EXERCISE TASK — Reproduce the data in its entirety, exactly as supplied.

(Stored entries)
........
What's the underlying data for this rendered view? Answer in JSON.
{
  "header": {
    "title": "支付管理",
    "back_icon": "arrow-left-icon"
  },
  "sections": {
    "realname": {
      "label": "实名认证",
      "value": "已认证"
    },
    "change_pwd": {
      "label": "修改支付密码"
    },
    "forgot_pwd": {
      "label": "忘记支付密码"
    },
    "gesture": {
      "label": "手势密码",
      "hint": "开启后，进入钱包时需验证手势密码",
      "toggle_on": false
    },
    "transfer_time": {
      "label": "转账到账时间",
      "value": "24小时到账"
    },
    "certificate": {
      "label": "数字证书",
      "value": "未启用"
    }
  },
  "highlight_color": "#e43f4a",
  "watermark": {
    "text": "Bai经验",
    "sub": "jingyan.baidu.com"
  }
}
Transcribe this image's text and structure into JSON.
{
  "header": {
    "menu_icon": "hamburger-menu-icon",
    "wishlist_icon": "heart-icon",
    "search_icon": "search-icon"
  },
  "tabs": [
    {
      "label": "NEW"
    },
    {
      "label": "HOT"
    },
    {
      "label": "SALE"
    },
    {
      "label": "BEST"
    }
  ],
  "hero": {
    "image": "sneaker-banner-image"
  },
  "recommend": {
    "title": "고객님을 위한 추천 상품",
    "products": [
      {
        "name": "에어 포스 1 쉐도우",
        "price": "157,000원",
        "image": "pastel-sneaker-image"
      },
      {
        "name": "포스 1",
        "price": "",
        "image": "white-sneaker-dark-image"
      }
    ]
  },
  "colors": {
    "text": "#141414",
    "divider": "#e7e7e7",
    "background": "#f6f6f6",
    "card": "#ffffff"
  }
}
........
OUTPUT FOR THIS TASK —
What's the underlying data for this rendered view? Answer in JSON.
{
  "header": {
    "title": "支付管理",
    "back_icon": "arrow-left-icon"
  },
  "sections": {
    "realname": {
      "label": "实名认证",
      "value": "已认证"
    },
    "change_pwd": {
      "label": "修改支付密码"
    },
    "forgot_pwd": {
      "label": "忘记支付密码"
    },
    "gesture": {
      "label": "手势密码",
      "hint": "开启后，进入钱包时需验证手势密码",
      "toggle_on": false
    },
    "transfer_time": {
      "label": "转账到账时间",
      "value": "24小时到账"
    },
    "certificate": {
      "label": "数字证书",
      "value": "未启用"
    }
  },
  "highlight_color": "#e43f4a",
  "watermark": {
    "text": "Bai经验",
    "sub": "jingyan.baidu.com"
  }
}
Transcribe this image's text and structure into JSON.
{
  "header": {
    "menu_icon": "hamburger-menu-icon",
    "wishlist_icon": "heart-icon",
    "search_icon": "search-icon"
  },
  "tabs": [
    {
      "label": "NEW"
    },
    {
      "label": "HOT"
    },
    {
      "label": "SALE"
    },
    {
      "label": "BEST"
    }
  ],
  "hero": {
    "image": "sneaker-banner-image"
  },
  "recommend": {
    "title": "고객님을 위한 추천 상품",
    "products": [
      {
        "name": "에어 포스 1 쉐도우",
        "price": "157,000원",
        "image": "pastel-sneaker-image"
      },
      {
        "name": "포스 1",
        "price": "",
        "image": "white-sneaker-dark-image"
      }
    ]
  },
  "colors": {
    "text": "#141414",
    "divider": "#e7e7e7",
    "background": "#f6f6f6",
    "card": "#ffffff"
  }
}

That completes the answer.